What to produce: Print the listing below in its entirety, character for character.

Information given:
____
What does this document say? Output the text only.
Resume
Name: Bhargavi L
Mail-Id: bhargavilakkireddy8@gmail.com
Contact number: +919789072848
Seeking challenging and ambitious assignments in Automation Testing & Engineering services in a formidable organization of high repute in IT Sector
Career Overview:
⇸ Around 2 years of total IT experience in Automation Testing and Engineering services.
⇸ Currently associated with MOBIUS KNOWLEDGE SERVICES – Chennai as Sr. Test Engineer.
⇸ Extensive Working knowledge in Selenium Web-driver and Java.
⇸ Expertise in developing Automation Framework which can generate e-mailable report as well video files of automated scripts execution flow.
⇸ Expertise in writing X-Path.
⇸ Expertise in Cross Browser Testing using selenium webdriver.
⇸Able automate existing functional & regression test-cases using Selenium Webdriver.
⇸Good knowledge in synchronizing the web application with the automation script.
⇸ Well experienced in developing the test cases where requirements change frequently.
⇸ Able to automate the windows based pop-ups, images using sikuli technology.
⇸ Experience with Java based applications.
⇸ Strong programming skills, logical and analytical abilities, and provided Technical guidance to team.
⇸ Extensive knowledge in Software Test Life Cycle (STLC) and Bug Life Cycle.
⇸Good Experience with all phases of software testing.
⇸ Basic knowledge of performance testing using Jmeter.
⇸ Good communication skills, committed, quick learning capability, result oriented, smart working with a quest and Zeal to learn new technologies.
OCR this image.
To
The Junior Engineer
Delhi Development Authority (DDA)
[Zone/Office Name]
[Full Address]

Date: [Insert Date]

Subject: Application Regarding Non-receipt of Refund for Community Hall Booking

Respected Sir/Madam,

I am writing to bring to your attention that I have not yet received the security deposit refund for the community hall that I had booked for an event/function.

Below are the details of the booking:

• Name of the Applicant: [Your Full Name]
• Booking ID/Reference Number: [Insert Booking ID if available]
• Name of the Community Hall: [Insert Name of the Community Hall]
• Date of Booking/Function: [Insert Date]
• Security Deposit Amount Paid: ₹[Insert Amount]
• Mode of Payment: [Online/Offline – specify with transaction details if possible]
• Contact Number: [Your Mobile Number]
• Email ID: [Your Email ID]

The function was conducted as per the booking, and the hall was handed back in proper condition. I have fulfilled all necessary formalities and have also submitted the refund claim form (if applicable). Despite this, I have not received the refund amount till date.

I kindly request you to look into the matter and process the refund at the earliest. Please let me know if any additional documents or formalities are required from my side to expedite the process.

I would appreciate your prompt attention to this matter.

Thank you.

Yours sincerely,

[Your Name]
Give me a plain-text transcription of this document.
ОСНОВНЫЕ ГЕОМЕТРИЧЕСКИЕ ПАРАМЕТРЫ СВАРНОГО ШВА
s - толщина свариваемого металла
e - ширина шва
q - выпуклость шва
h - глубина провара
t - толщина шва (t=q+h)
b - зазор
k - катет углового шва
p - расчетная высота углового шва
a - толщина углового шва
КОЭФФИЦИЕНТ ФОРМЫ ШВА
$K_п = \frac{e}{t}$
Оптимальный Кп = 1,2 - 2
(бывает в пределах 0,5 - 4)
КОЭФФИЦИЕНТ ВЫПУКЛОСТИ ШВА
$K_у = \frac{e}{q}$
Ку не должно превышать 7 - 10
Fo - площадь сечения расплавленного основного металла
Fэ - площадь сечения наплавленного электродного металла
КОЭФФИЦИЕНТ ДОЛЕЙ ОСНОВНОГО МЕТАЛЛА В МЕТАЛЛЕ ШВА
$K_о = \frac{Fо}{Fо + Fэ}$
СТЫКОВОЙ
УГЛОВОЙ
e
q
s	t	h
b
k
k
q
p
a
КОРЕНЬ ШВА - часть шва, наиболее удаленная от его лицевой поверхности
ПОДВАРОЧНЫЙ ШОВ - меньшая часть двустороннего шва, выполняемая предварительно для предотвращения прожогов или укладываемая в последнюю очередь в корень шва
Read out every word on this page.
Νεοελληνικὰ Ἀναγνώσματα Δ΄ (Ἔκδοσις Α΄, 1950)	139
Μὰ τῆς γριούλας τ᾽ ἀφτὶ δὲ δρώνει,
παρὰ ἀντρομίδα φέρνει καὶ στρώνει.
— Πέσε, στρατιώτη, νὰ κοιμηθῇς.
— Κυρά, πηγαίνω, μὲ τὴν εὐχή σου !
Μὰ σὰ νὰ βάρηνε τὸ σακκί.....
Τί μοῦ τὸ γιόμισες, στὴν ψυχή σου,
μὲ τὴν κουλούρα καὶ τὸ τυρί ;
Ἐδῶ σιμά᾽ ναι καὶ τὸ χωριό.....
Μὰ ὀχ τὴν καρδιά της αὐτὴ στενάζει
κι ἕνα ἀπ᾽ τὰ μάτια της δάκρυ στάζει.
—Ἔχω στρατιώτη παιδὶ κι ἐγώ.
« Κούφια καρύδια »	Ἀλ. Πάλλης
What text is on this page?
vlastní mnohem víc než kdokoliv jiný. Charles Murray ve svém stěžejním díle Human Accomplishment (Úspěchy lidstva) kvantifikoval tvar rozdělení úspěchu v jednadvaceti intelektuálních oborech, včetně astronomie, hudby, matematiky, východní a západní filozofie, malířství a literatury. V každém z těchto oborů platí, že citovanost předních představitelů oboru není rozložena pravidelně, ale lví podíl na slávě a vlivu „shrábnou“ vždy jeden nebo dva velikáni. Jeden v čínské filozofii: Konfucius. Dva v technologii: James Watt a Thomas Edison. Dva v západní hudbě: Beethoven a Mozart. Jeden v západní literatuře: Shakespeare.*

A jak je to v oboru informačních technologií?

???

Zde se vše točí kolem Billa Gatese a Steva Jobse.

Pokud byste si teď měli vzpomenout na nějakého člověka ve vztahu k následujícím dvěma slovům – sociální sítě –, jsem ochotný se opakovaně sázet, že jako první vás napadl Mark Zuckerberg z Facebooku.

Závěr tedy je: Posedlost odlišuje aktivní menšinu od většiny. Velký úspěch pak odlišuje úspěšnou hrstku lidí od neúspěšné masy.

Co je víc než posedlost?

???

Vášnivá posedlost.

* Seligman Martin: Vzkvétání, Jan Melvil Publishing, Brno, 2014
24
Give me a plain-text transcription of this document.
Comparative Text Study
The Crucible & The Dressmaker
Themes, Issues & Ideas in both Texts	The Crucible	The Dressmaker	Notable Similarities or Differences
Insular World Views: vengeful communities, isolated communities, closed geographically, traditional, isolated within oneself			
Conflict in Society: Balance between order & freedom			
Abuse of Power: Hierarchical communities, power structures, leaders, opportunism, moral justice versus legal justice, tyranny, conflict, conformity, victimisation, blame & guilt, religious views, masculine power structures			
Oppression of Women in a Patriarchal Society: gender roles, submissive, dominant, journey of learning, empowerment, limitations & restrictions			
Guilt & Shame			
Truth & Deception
____
Task solution:
What does this document say? Output the text only.
Resume
Name: Bhargavi L
Mail-Id: bhargavilakkireddy8@gmail.com
Contact number: +919789072848
Seeking challenging and ambitious assignments in Automation Testing & Engineering services in a formidable organization of high repute in IT Sector
Career Overview:
⇸ Around 2 years of total IT experience in Automation Testing and Engineering services.
⇸ Currently associated with MOBIUS KNOWLEDGE SERVICES – Chennai as Sr. Test Engineer.
⇸ Extensive Working knowledge in Selenium Web-driver and Java.
⇸ Expertise in developing Automation Framework which can generate e-mailable report as well video files of automated scripts execution flow.
⇸ Expertise in writing X-Path.
⇸ Expertise in Cross Browser Testing using selenium webdriver.
⇸Able automate existing functional & regression test-cases using Selenium Webdriver.
⇸Good knowledge in synchronizing the web application with the automation script.
⇸ Well experienced in developing the test cases where requirements change frequently.
⇸ Able to automate the windows based pop-ups, images using sikuli technology.
⇸ Experience with Java based applications.
⇸ Strong programming skills, logical and analytical abilities, and provided Technical guidance to team.
⇸ Extensive knowledge in Software Test Life Cycle (STLC) and Bug Life Cycle.
⇸Good Experience with all phases of software testing.
⇸ Basic knowledge of performance testing using Jmeter.
⇸ Good communication skills, committed, quick learning capability, result oriented, smart working with a quest and Zeal to learn new technologies.
OCR this image.
To
The Junior Engineer
Delhi Development Authority (DDA)
[Zone/Office Name]
[Full Address]

Date: [Insert Date]

Subject: Application Regarding Non-receipt of Refund for Community Hall Booking

Respected Sir/Madam,

I am writing to bring to your attention that I have not yet received the security deposit refund for the community hall that I had booked for an event/function.

Below are the details of the booking:

• Name of the Applicant: [Your Full Name]
• Booking ID/Reference Number: [Insert Booking ID if available]
• Name of the Community Hall: [Insert Name of the Community Hall]
• Date of Booking/Function: [Insert Date]
• Security Deposit Amount Paid: ₹[Insert Amount]
• Mode of Payment: [Online/Offline – specify with transaction details if possible]
• Contact Number: [Your Mobile Number]
• Email ID: [Your Email ID]

The function was conducted as per the booking, and the hall was handed back in proper condition. I have fulfilled all necessary formalities and have also submitted the refund claim form (if applicable). Despite this, I have not received the refund amount till date.

I kindly request you to look into the matter and process the refund at the earliest. Please let me know if any additional documents or formalities are required from my side to expedite the process.

I would appreciate your prompt attention to this matter.

Thank you.

Yours sincerely,

[Your Name]
Give me a plain-text transcription of this document.
ОСНОВНЫЕ ГЕОМЕТРИЧЕСКИЕ ПАРАМЕТРЫ СВАРНОГО ШВА
s - толщина свариваемого металла
e - ширина шва
q - выпуклость шва
h - глубина провара
t - толщина шва (t=q+h)
b - зазор
k - катет углового шва
p - расчетная высота углового шва
a - толщина углового шва
КОЭФФИЦИЕНТ ФОРМЫ ШВА
$K_п = \frac{e}{t}$
Оптимальный Кп = 1,2 - 2
(бывает в пределах 0,5 - 4)
КОЭФФИЦИЕНТ ВЫПУКЛОСТИ ШВА
$K_у = \frac{e}{q}$
Ку не должно превышать 7 - 10
Fo - площадь сечения расплавленного основного металла
Fэ - площадь сечения наплавленного электродного металла
КОЭФФИЦИЕНТ ДОЛЕЙ ОСНОВНОГО МЕТАЛЛА В МЕТАЛЛЕ ШВА
$K_о = \frac{Fо}{Fо + Fэ}$
СТЫКОВОЙ
УГЛОВОЙ
e
q
s	t	h
b
k
k
q
p
a
КОРЕНЬ ШВА - часть шва, наиболее удаленная от его лицевой поверхности
ПОДВАРОЧНЫЙ ШОВ - меньшая часть двустороннего шва, выполняемая предварительно для предотвращения прожогов или укладываемая в последнюю очередь в корень шва
Read out every word on this page.
Νεοελληνικὰ Ἀναγνώσματα Δ΄ (Ἔκδοσις Α΄, 1950)	139
Μὰ τῆς γριούλας τ᾽ ἀφτὶ δὲ δρώνει,
παρὰ ἀντρομίδα φέρνει καὶ στρώνει.
— Πέσε, στρατιώτη, νὰ κοιμηθῇς.
— Κυρά, πηγαίνω, μὲ τὴν εὐχή σου !
Μὰ σὰ νὰ βάρηνε τὸ σακκί.....
Τί μοῦ τὸ γιόμισες, στὴν ψυχή σου,
μὲ τὴν κουλούρα καὶ τὸ τυρί ;
Ἐδῶ σιμά᾽ ναι καὶ τὸ χωριό.....
Μὰ ὀχ τὴν καρδιά της αὐτὴ στενάζει
κι ἕνα ἀπ᾽ τὰ μάτια της δάκρυ στάζει.
—Ἔχω στρατιώτη παιδὶ κι ἐγώ.
« Κούφια καρύδια »	Ἀλ. Πάλλης
What text is on this page?
vlastní mnohem víc než kdokoliv jiný. Charles Murray ve svém stěžejním díle Human Accomplishment (Úspěchy lidstva) kvantifikoval tvar rozdělení úspěchu v jednadvaceti intelektuálních oborech, včetně astronomie, hudby, matematiky, východní a západní filozofie, malířství a literatury. V každém z těchto oborů platí, že citovanost předních představitelů oboru není rozložena pravidelně, ale lví podíl na slávě a vlivu „shrábnou“ vždy jeden nebo dva velikáni. Jeden v čínské filozofii: Konfucius. Dva v technologii: James Watt a Thomas Edison. Dva v západní hudbě: Beethoven a Mozart. Jeden v západní literatuře: Shakespeare.*

A jak je to v oboru informačních technologií?

???

Zde se vše točí kolem Billa Gatese a Steva Jobse.

Pokud byste si teď měli vzpomenout na nějakého člověka ve vztahu k následujícím dvěma slovům – sociální sítě –, jsem ochotný se opakovaně sázet, že jako první vás napadl Mark Zuckerberg z Facebooku.

Závěr tedy je: Posedlost odlišuje aktivní menšinu od většiny. Velký úspěch pak odlišuje úspěšnou hrstku lidí od neúspěšné masy.

Co je víc než posedlost?

???

Vášnivá posedlost.

* Seligman Martin: Vzkvétání, Jan Melvil Publishing, Brno, 2014
24
Give me a plain-text transcription of this document.
Comparative Text Study
The Crucible & The Dressmaker
Themes, Issues & Ideas in both Texts	The Crucible	The Dressmaker	Notable Similarities or Differences
Insular World Views: vengeful communities, isolated communities, closed geographically, traditional, isolated within oneself			
Conflict in Society: Balance between order & freedom			
Abuse of Power: Hierarchical communities, power structures, leaders, opportunism, moral justice versus legal justice, tyranny, conflict, conformity, victimisation, blame & guilt, religious views, masculine power structures			
Oppression of Women in a Patriarchal Society: gender roles, submissive, dominant, journey of learning, empowerment, limitations & restrictions			
Guilt & Shame			
Truth & Deception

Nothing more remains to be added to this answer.